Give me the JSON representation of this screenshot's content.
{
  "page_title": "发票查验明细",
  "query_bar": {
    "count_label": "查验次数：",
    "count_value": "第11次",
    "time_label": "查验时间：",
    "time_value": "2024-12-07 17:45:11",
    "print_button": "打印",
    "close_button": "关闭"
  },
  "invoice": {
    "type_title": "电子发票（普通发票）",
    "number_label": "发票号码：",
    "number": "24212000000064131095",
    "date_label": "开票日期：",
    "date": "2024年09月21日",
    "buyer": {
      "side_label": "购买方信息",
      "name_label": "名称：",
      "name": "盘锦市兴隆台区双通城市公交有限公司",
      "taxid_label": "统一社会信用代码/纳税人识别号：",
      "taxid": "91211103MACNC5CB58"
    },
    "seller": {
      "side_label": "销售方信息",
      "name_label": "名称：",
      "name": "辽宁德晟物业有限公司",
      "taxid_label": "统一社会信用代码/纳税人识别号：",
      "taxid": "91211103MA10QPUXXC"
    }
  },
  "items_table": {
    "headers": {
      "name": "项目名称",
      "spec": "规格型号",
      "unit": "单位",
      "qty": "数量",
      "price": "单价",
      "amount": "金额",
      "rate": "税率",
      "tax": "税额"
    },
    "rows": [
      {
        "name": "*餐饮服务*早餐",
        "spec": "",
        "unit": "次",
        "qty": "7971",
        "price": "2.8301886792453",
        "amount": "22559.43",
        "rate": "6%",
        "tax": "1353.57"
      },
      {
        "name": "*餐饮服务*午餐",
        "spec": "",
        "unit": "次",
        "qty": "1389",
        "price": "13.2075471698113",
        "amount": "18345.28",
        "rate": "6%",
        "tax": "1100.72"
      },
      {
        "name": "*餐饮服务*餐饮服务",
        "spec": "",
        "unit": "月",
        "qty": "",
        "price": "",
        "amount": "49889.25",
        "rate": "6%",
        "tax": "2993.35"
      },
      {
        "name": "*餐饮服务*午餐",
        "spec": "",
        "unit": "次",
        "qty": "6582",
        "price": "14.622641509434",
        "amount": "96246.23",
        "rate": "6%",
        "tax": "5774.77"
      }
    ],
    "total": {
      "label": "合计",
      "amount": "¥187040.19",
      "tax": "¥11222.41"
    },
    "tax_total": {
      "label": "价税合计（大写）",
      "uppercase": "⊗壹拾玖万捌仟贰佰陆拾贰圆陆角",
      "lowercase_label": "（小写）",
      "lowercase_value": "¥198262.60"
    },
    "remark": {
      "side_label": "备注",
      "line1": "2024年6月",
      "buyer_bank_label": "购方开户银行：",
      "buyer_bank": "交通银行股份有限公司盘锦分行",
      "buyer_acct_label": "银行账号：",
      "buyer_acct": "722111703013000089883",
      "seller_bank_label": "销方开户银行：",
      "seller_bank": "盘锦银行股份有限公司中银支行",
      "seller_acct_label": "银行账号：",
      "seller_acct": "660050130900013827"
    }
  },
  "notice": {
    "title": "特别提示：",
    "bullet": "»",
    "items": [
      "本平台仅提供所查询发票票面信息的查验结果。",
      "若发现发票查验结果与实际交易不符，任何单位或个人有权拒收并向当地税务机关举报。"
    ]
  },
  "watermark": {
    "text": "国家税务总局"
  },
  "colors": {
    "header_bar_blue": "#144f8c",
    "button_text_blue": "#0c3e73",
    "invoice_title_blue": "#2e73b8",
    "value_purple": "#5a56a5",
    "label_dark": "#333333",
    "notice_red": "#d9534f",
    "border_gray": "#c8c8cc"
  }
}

________________________

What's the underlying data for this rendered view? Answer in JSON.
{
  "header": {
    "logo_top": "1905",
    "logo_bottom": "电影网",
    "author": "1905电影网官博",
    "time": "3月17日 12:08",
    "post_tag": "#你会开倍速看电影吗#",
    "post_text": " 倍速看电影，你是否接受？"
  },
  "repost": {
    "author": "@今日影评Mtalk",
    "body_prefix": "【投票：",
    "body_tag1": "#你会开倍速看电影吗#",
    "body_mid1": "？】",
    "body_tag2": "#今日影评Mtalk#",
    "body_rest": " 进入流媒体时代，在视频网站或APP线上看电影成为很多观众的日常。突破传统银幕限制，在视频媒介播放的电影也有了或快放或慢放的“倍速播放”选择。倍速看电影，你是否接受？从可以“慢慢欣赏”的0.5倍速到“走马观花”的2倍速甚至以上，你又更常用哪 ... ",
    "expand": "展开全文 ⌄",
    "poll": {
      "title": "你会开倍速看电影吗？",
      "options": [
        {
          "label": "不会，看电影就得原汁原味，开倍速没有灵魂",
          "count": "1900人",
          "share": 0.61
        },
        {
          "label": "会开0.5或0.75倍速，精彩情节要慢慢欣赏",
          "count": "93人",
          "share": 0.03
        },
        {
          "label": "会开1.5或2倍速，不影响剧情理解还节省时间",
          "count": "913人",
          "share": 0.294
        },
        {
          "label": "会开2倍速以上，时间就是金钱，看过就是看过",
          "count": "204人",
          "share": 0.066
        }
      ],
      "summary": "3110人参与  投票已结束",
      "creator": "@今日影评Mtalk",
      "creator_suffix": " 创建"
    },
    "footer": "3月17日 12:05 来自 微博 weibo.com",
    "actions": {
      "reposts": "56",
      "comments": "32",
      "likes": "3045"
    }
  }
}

________________________

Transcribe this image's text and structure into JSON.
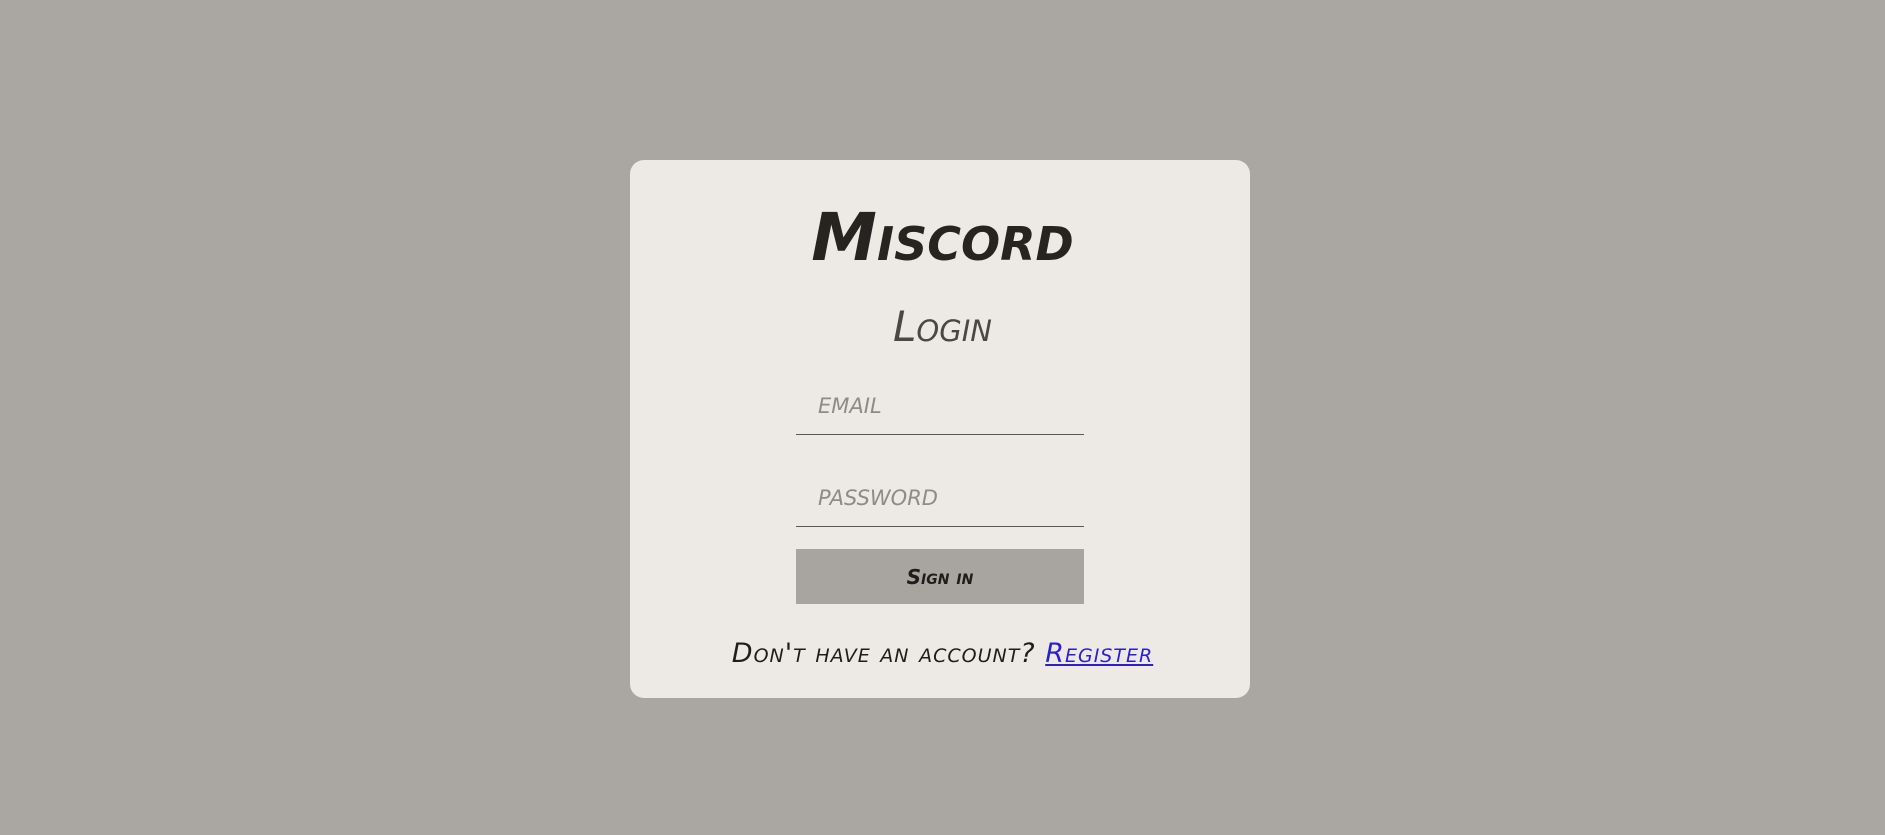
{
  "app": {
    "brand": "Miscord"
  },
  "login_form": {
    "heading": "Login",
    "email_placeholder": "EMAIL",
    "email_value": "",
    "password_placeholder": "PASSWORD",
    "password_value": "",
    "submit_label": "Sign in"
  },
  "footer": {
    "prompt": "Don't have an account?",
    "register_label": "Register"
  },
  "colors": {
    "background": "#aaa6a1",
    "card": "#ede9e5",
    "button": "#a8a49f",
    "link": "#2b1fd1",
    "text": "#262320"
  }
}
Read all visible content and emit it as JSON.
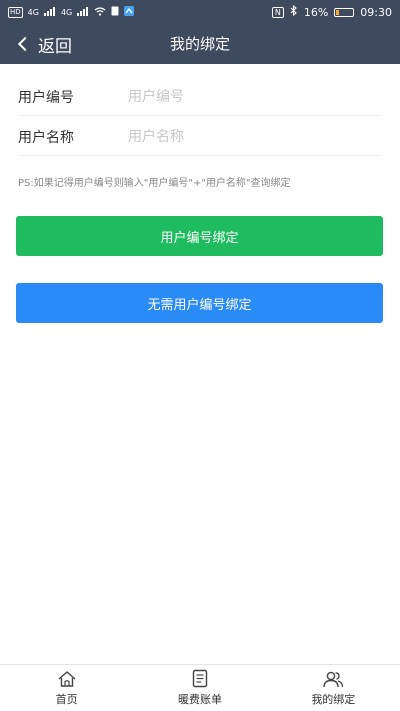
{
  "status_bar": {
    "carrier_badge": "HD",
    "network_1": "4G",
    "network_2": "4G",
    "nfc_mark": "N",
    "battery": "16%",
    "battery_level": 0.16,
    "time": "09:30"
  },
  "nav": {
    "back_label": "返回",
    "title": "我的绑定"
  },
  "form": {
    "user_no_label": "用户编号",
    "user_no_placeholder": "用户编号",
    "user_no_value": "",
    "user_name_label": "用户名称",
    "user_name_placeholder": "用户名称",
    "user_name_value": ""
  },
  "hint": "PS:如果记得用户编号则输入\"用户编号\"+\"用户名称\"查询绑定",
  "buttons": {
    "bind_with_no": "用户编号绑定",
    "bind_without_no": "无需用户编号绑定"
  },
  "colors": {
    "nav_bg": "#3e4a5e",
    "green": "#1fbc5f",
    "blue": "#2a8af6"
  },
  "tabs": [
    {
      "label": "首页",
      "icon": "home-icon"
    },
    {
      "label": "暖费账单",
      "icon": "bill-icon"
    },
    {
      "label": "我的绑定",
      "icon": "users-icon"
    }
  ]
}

________________________

Description of the task: Count the lines in the records above that contain the word "JSON", and reply with only that number.

The completed task: 4